WHAT YOU ARE ASKED TO DO »
Quote the records beneath, complete and exact. Leave out images.

DATA IN THIS EXERCISE »
§ §

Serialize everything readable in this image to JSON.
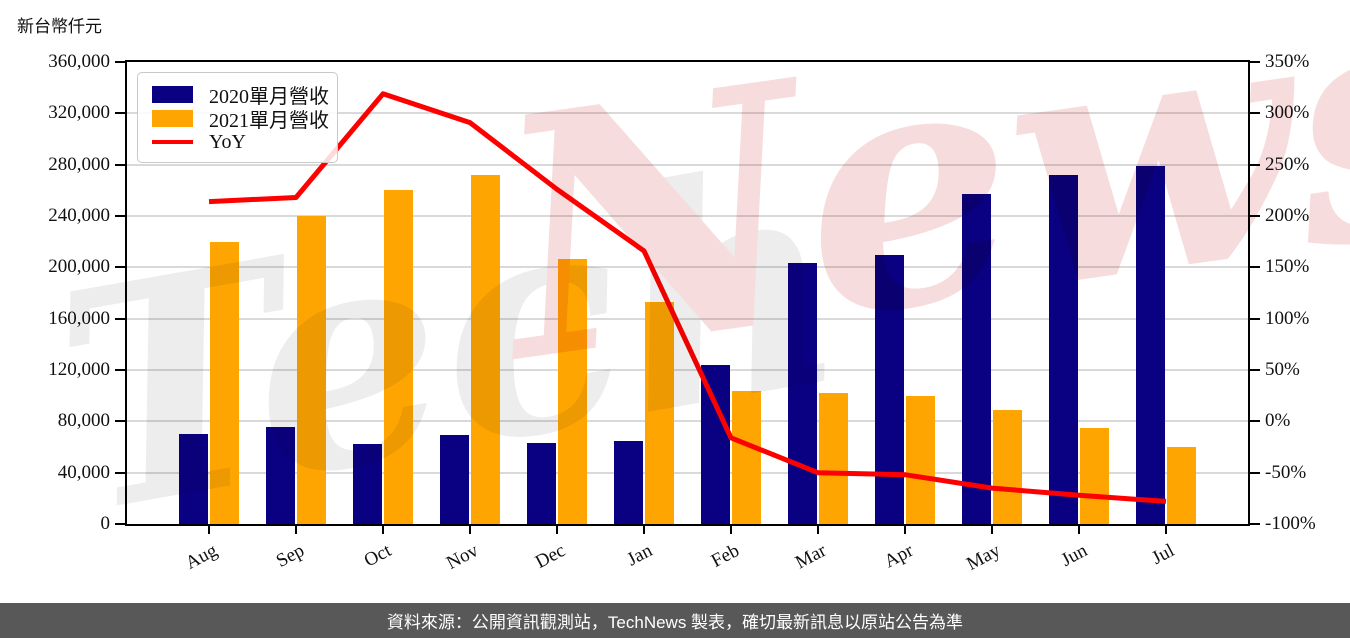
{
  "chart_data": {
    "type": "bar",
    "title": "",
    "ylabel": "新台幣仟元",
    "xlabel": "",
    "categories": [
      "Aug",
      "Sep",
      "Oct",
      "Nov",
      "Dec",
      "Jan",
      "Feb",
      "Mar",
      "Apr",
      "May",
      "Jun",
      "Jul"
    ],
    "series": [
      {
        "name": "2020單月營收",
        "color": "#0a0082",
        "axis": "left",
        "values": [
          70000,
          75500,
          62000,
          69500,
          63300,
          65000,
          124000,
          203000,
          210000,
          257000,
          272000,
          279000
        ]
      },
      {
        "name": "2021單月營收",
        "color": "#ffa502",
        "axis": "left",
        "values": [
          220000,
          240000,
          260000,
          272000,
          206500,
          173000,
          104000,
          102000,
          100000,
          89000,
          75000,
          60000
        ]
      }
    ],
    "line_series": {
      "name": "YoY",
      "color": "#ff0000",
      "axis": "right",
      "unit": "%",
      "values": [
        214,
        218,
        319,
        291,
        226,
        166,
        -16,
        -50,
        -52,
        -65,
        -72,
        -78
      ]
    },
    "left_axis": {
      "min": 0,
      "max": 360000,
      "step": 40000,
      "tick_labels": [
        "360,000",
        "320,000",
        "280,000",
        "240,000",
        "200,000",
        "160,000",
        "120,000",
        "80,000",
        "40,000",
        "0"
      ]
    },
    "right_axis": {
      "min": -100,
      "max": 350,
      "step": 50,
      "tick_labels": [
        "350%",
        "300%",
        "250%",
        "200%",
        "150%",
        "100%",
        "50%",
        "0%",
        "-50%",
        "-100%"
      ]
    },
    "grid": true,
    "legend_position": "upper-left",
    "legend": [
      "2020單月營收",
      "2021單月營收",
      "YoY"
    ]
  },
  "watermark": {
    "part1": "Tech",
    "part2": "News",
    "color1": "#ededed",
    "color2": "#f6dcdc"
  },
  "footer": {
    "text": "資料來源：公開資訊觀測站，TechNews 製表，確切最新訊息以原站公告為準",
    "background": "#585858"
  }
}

§ §

TASK RESULT »
Serialize everything readable in this image to JSON.
{
  "chart_data": {
    "type": "bar",
    "title": "",
    "ylabel": "新台幣仟元",
    "xlabel": "",
    "categories": [
      "Aug",
      "Sep",
      "Oct",
      "Nov",
      "Dec",
      "Jan",
      "Feb",
      "Mar",
      "Apr",
      "May",
      "Jun",
      "Jul"
    ],
    "series": [
      {
        "name": "2020單月營收",
        "color": "#0a0082",
        "axis": "left",
        "values": [
          70000,
          75500,
          62000,
          69500,
          63300,
          65000,
          124000,
          203000,
          210000,
          257000,
          272000,
          279000
        ]
      },
      {
        "name": "2021單月營收",
        "color": "#ffa502",
        "axis": "left",
        "values": [
          220000,
          240000,
          260000,
          272000,
          206500,
          173000,
          104000,
          102000,
          100000,
          89000,
          75000,
          60000
        ]
      }
    ],
    "line_series": {
      "name": "YoY",
      "color": "#ff0000",
      "axis": "right",
      "unit": "%",
      "values": [
        214,
        218,
        319,
        291,
        226,
        166,
        -16,
        -50,
        -52,
        -65,
        -72,
        -78
      ]
    },
    "left_axis": {
      "min": 0,
      "max": 360000,
      "step": 40000,
      "tick_labels": [
        "360,000",
        "320,000",
        "280,000",
        "240,000",
        "200,000",
        "160,000",
        "120,000",
        "80,000",
        "40,000",
        "0"
      ]
    },
    "right_axis": {
      "min": -100,
      "max": 350,
      "step": 50,
      "tick_labels": [
        "350%",
        "300%",
        "250%",
        "200%",
        "150%",
        "100%",
        "50%",
        "0%",
        "-50%",
        "-100%"
      ]
    },
    "grid": true,
    "legend_position": "upper-left",
    "legend": [
      "2020單月營收",
      "2021單月營收",
      "YoY"
    ]
  },
  "watermark": {
    "part1": "Tech",
    "part2": "News",
    "color1": "#ededed",
    "color2": "#f6dcdc"
  },
  "footer": {
    "text": "資料來源：公開資訊觀測站，TechNews 製表，確切最新訊息以原站公告為準",
    "background": "#585858"
  }
}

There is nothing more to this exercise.